═════ Entries ═════

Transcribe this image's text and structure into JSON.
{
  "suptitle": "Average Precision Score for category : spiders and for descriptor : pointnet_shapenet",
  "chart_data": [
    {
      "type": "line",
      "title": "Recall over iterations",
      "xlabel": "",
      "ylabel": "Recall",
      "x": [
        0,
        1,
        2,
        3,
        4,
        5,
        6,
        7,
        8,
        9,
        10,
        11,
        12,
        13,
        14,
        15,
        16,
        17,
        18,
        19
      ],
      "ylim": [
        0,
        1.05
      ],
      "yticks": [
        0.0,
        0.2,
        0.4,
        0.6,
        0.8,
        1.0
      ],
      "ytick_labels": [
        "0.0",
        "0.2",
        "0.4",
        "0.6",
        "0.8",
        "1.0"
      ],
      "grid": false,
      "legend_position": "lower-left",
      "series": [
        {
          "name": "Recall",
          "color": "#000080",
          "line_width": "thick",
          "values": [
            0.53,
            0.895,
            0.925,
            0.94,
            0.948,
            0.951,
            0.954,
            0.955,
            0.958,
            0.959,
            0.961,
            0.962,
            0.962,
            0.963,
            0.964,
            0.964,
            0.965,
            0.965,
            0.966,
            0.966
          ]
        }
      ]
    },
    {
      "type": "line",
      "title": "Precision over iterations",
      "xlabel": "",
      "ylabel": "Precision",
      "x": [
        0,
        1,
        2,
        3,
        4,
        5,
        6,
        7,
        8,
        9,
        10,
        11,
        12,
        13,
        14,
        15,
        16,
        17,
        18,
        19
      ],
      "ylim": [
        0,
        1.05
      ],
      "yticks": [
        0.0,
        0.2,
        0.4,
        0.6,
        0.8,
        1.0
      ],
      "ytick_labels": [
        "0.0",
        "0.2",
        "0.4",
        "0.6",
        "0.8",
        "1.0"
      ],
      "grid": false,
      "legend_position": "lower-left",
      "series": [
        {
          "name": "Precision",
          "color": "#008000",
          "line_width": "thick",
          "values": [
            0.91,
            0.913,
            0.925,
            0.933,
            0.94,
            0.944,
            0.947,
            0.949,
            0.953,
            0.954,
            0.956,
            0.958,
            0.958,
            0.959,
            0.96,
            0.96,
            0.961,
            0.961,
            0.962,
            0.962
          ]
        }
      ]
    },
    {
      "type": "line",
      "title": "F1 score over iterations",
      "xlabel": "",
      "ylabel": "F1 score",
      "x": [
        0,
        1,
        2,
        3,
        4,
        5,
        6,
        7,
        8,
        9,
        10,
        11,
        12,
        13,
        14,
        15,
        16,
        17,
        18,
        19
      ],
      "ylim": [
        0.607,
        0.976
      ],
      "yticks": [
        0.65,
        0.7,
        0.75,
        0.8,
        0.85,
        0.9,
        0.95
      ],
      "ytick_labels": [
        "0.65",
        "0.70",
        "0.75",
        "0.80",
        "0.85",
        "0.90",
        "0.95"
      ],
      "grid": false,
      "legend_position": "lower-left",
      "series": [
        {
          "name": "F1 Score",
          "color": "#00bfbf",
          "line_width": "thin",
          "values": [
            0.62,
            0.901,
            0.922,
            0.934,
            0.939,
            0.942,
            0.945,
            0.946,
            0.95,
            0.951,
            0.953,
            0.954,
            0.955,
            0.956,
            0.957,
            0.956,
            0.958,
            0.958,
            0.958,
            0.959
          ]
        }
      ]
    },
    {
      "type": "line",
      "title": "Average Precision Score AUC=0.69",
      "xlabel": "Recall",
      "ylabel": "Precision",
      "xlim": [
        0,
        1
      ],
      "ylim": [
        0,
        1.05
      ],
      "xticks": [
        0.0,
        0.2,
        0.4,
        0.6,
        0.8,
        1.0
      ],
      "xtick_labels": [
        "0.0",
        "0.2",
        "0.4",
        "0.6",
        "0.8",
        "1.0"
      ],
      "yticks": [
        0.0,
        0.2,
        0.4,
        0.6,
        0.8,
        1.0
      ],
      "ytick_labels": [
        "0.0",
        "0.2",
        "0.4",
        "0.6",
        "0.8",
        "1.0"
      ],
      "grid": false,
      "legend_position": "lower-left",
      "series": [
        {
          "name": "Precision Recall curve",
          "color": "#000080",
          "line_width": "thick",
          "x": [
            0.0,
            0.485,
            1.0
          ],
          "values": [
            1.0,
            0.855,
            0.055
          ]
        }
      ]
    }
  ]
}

═════

Directive> Output the complete data exactly as written.

Correct result>
Transcribe this image's text and structure into JSON.
{
  "suptitle": "Average Precision Score for category : spiders and for descriptor : pointnet_shapenet",
  "chart_data": [
    {
      "type": "line",
      "title": "Recall over iterations",
      "xlabel": "",
      "ylabel": "Recall",
      "x": [
        0,
        1,
        2,
        3,
        4,
        5,
        6,
        7,
        8,
        9,
        10,
        11,
        12,
        13,
        14,
        15,
        16,
        17,
        18,
        19
      ],
      "ylim": [
        0,
        1.05
      ],
      "yticks": [
        0.0,
        0.2,
        0.4,
        0.6,
        0.8,
        1.0
      ],
      "ytick_labels": [
        "0.0",
        "0.2",
        "0.4",
        "0.6",
        "0.8",
        "1.0"
      ],
      "grid": false,
      "legend_position": "lower-left",
      "series": [
        {
          "name": "Recall",
          "color": "#000080",
          "line_width": "thick",
          "values": [
            0.53,
            0.895,
            0.925,
            0.94,
            0.948,
            0.951,
            0.954,
            0.955,
            0.958,
            0.959,
            0.961,
            0.962,
            0.962,
            0.963,
            0.964,
            0.964,
            0.965,
            0.965,
            0.966,
            0.966
          ]
        }
      ]
    },
    {
      "type": "line",
      "title": "Precision over iterations",
      "xlabel": "",
      "ylabel": "Precision",
      "x": [
        0,
        1,
        2,
        3,
        4,
        5,
        6,
        7,
        8,
        9,
        10,
        11,
        12,
        13,
        14,
        15,
        16,
        17,
        18,
        19
      ],
      "ylim": [
        0,
        1.05
      ],
      "yticks": [
        0.0,
        0.2,
        0.4,
        0.6,
        0.8,
        1.0
      ],
      "ytick_labels": [
        "0.0",
        "0.2",
        "0.4",
        "0.6",
        "0.8",
        "1.0"
      ],
      "grid": false,
      "legend_position": "lower-left",
      "series": [
        {
          "name": "Precision",
          "color": "#008000",
          "line_width": "thick",
          "values": [
            0.91,
            0.913,
            0.925,
            0.933,
            0.94,
            0.944,
            0.947,
            0.949,
            0.953,
            0.954,
            0.956,
            0.958,
            0.958,
            0.959,
            0.96,
            0.96,
            0.961,
            0.961,
            0.962,
            0.962
          ]
        }
      ]
    },
    {
      "type": "line",
      "title": "F1 score over iterations",
      "xlabel": "",
      "ylabel": "F1 score",
      "x": [
        0,
        1,
        2,
        3,
        4,
        5,
        6,
        7,
        8,
        9,
        10,
        11,
        12,
        13,
        14,
        15,
        16,
        17,
        18,
        19
      ],
      "ylim": [
        0.607,
        0.976
      ],
      "yticks": [
        0.65,
        0.7,
        0.75,
        0.8,
        0.85,
        0.9,
        0.95
      ],
      "ytick_labels": [
        "0.65",
        "0.70",
        "0.75",
        "0.80",
        "0.85",
        "0.90",
        "0.95"
      ],
      "grid": false,
      "legend_position": "lower-left",
      "series": [
        {
          "name": "F1 Score",
          "color": "#00bfbf",
          "line_width": "thin",
          "values": [
            0.62,
            0.901,
            0.922,
            0.934,
            0.939,
            0.942,
            0.945,
            0.946,
            0.95,
            0.951,
            0.953,
            0.954,
            0.955,
            0.956,
            0.957,
            0.956,
            0.958,
            0.958,
            0.958,
            0.959
          ]
        }
      ]
    },
    {
      "type": "line",
      "title": "Average Precision Score AUC=0.69",
      "xlabel": "Recall",
      "ylabel": "Precision",
      "xlim": [
        0,
        1
      ],
      "ylim": [
        0,
        1.05
      ],
      "xticks": [
        0.0,
        0.2,
        0.4,
        0.6,
        0.8,
        1.0
      ],
      "xtick_labels": [
        "0.0",
        "0.2",
        "0.4",
        "0.6",
        "0.8",
        "1.0"
      ],
      "yticks": [
        0.0,
        0.2,
        0.4,
        0.6,
        0.8,
        1.0
      ],
      "ytick_labels": [
        "0.0",
        "0.2",
        "0.4",
        "0.6",
        "0.8",
        "1.0"
      ],
      "grid": false,
      "legend_position": "lower-left",
      "series": [
        {
          "name": "Precision Recall curve",
          "color": "#000080",
          "line_width": "thick",
          "x": [
            0.0,
            0.485,
            1.0
          ],
          "values": [
            1.0,
            0.855,
            0.055
          ]
        }
      ]
    }
  ]
}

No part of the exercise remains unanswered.